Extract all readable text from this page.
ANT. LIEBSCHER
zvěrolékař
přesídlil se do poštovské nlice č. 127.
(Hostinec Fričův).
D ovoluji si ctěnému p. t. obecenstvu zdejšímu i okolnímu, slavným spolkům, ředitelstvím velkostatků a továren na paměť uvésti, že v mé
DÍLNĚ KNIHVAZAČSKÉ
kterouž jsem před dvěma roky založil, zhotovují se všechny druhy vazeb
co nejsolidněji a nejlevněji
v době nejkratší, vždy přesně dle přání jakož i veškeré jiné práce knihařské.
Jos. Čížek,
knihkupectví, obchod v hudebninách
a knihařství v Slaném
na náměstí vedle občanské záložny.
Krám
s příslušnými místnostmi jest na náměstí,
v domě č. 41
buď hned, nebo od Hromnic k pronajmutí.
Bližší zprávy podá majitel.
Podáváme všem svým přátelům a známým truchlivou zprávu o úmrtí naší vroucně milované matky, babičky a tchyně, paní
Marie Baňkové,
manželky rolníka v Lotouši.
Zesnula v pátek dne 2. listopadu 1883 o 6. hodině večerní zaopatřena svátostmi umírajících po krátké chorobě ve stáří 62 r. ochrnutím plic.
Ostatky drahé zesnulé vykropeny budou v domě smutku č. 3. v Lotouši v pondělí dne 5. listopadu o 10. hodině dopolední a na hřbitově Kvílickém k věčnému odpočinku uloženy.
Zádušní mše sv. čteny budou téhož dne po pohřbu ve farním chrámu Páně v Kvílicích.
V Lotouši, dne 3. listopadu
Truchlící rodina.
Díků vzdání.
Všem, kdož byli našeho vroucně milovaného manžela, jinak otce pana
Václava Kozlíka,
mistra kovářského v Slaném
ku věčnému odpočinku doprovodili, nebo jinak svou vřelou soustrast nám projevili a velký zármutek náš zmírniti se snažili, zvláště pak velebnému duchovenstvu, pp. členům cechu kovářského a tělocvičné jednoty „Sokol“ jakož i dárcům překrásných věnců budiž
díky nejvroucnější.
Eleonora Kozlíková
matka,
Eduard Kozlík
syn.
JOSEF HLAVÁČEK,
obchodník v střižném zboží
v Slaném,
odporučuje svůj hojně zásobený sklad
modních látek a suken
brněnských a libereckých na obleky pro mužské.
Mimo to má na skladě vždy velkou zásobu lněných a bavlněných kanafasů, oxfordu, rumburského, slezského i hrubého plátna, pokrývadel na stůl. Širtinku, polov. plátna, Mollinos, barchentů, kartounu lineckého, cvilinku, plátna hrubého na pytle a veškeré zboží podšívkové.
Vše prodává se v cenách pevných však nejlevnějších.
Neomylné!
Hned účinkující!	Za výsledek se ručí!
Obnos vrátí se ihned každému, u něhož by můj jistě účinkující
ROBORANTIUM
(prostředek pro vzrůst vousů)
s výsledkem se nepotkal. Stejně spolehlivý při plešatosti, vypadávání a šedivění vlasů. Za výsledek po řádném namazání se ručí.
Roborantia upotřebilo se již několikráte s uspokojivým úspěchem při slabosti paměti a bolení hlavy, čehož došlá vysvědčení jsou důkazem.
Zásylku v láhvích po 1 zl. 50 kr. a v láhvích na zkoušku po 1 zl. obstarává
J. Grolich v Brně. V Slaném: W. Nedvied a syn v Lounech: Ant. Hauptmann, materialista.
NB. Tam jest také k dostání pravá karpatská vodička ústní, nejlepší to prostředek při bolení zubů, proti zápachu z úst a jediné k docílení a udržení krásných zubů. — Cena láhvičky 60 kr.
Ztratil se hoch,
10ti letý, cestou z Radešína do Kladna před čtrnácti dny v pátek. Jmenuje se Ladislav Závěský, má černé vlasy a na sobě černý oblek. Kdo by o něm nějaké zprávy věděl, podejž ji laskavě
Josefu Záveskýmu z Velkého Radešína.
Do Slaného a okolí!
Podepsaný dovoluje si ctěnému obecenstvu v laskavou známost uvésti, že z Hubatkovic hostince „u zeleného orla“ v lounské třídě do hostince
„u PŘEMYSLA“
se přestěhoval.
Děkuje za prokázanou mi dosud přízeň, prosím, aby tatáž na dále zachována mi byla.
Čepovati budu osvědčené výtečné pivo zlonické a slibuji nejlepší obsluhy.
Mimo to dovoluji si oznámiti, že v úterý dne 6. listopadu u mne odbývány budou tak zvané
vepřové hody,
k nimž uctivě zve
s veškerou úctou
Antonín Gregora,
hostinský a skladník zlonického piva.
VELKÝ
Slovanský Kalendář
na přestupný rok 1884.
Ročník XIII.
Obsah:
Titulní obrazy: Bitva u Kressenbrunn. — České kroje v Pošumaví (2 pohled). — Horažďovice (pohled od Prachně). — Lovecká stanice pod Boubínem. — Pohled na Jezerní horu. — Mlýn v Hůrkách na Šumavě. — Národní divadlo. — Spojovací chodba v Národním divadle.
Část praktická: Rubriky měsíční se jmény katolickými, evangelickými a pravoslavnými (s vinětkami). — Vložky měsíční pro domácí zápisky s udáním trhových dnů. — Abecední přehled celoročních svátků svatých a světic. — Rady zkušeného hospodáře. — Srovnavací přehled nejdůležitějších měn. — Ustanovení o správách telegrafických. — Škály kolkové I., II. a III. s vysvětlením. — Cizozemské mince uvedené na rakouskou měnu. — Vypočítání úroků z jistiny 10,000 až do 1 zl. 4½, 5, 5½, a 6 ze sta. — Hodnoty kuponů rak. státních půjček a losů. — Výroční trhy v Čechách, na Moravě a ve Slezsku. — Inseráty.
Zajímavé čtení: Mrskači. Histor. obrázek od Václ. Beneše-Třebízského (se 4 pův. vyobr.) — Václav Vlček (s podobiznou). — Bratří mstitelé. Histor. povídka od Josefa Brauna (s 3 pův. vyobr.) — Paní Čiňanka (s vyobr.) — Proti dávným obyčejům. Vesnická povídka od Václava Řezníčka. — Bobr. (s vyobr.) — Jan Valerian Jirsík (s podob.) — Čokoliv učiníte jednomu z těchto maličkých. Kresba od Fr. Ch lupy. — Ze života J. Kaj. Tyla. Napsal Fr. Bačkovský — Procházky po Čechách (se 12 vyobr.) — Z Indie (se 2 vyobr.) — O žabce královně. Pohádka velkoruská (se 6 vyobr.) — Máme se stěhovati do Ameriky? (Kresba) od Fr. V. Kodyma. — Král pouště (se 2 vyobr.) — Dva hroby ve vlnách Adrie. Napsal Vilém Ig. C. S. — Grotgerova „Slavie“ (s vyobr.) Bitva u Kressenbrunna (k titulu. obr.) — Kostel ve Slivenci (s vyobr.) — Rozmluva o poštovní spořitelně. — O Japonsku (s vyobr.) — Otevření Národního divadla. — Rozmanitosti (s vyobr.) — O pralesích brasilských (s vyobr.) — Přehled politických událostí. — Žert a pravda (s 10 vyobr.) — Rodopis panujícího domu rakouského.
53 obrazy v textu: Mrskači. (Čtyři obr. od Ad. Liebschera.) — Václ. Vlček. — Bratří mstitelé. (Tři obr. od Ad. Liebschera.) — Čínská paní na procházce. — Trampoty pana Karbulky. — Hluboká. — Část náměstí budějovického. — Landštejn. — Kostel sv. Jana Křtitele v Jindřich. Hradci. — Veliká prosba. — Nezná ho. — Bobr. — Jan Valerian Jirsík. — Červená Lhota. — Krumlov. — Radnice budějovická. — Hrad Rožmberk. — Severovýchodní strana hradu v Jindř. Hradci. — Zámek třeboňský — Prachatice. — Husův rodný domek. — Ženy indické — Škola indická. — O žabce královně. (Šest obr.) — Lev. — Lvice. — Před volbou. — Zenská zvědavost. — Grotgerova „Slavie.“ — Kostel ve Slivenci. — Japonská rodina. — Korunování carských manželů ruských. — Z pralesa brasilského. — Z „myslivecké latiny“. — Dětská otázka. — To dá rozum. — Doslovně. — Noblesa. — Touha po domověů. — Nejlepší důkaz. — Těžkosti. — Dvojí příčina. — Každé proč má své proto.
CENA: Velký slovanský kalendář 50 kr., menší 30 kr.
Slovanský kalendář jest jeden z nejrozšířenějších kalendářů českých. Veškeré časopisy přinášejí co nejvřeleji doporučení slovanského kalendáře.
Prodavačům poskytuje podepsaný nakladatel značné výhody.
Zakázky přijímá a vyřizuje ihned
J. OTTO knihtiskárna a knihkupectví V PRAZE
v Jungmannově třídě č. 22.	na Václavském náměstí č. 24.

REQUIRED TASK. Copy each line above where the string "ctěnému" occurs.

RESPONSE TO THIS TASK.
D ovoluji si ctěnému p. t. obecenstvu zdejšímu i okolnímu, slavným spolkům, ředitelstvím velkostatků a továren na paměť uvésti, že v mé
Podepsaný dovoluje si ctěnému obecenstvu v laskavou známost uvésti, že z Hubatkovic hostince „u zeleného orla“ v lounské třídě do hostince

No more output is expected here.